* Stated task *
Can you output the material exactly as written, minus any pictures it holds?

* The records *
***

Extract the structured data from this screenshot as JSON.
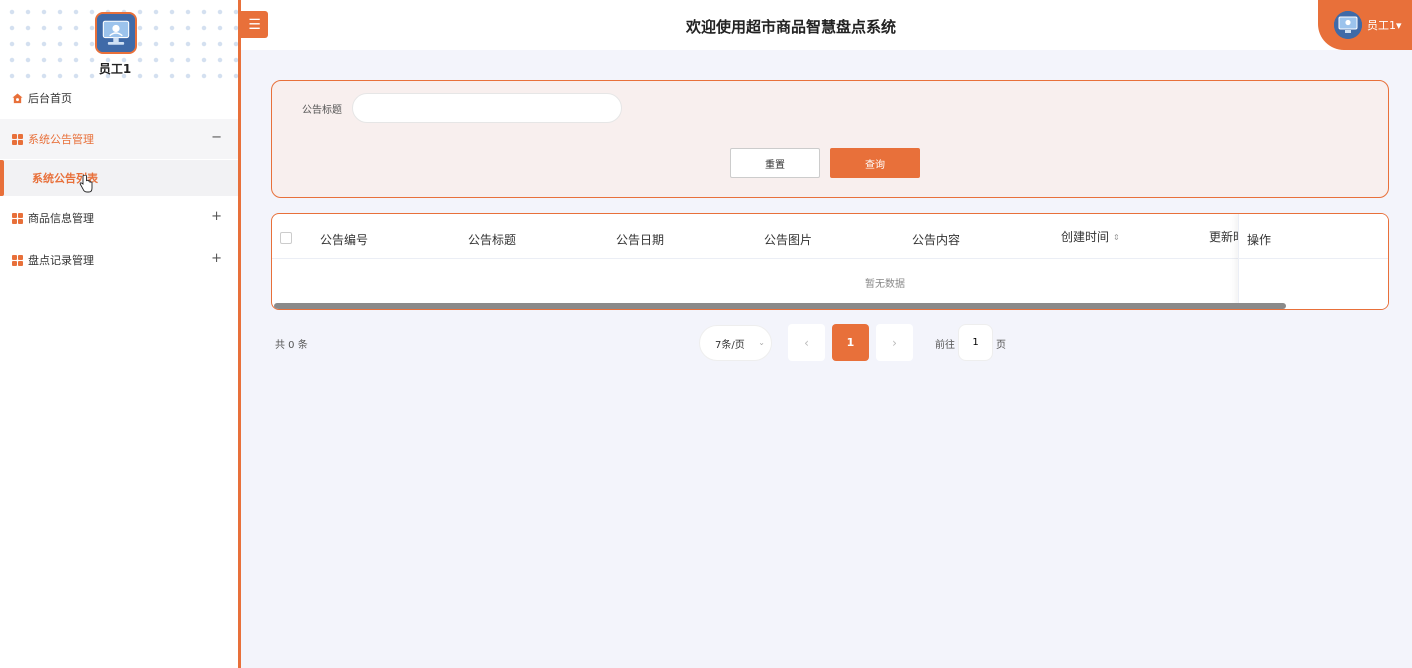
{
  "sidebar": {
    "user_name": "员工1",
    "items": [
      {
        "label": "后台首页",
        "icon": "home-icon"
      },
      {
        "label": "系统公告管理",
        "icon": "grid-icon",
        "toggle": "−"
      },
      {
        "label": "系统公告列表"
      },
      {
        "label": "商品信息管理",
        "icon": "grid-icon",
        "toggle": "+"
      },
      {
        "label": "盘点记录管理",
        "icon": "grid-icon",
        "toggle": "+"
      }
    ]
  },
  "header": {
    "menu_toggle": "☰",
    "title": "欢迎使用超市商品智慧盘点系统",
    "user_label": "员工1",
    "user_caret": "▾"
  },
  "search": {
    "label": "公告标题",
    "value": "",
    "reset_label": "重置",
    "search_label": "查询"
  },
  "table": {
    "columns": [
      "公告编号",
      "公告标题",
      "公告日期",
      "公告图片",
      "公告内容",
      "创建时间",
      "更新时"
    ],
    "sort_icon": "⇕",
    "action_column": "操作",
    "empty_text": "暂无数据"
  },
  "pagination": {
    "total": "共 0 条",
    "page_size": "7条/页",
    "page_size_caret": "⌄",
    "prev": "‹",
    "current": "1",
    "next": "›",
    "goto_label": "前往",
    "goto_value": "1",
    "goto_suffix": "页"
  },
  "colors": {
    "accent": "#e8703a",
    "panel_bg": "#f8efee",
    "page_bg": "#f3f4fb"
  }
}
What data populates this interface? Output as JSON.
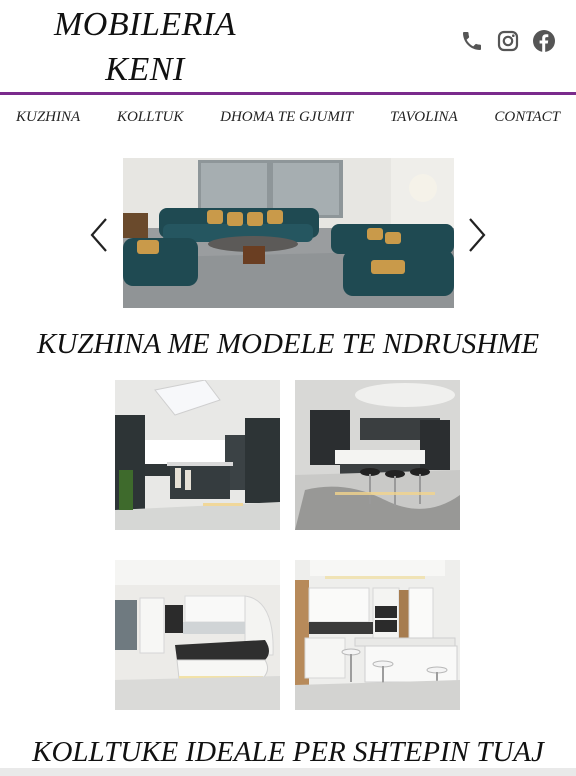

***

* Result of this task *
Extract the structured data from this screenshot as JSON.
{
  "sidebar": {
    "user_name": "员工1",
    "items": [
      {
        "label": "后台首页",
        "icon": "home-icon"
      },
      {
        "label": "系统公告管理",
        "icon": "grid-icon",
        "toggle": "−"
      },
      {
        "label": "系统公告列表"
      },
      {
        "label": "商品信息管理",
        "icon": "grid-icon",
        "toggle": "+"
      },
      {
        "label": "盘点记录管理",
        "icon": "grid-icon",
        "toggle": "+"
      }
    ]
  },
  "header": {
    "menu_toggle": "☰",
    "title": "欢迎使用超市商品智慧盘点系统",
    "user_label": "员工1",
    "user_caret": "▾"
  },
  "search": {
    "label": "公告标题",
    "value": "",
    "reset_label": "重置",
    "search_label": "查询"
  },
  "table": {
    "columns": [
      "公告编号",
      "公告标题",
      "公告日期",
      "公告图片",
      "公告内容",
      "创建时间",
      "更新时"
    ],
    "sort_icon": "⇕",
    "action_column": "操作",
    "empty_text": "暂无数据"
  },
  "pagination": {
    "total": "共 0 条",
    "page_size": "7条/页",
    "page_size_caret": "⌄",
    "prev": "‹",
    "current": "1",
    "next": "›",
    "goto_label": "前往",
    "goto_value": "1",
    "goto_suffix": "页"
  },
  "colors": {
    "accent": "#e8703a",
    "panel_bg": "#f8efee",
    "page_bg": "#f3f4fb"
  }
}
What data populates this interface? Output as JSON.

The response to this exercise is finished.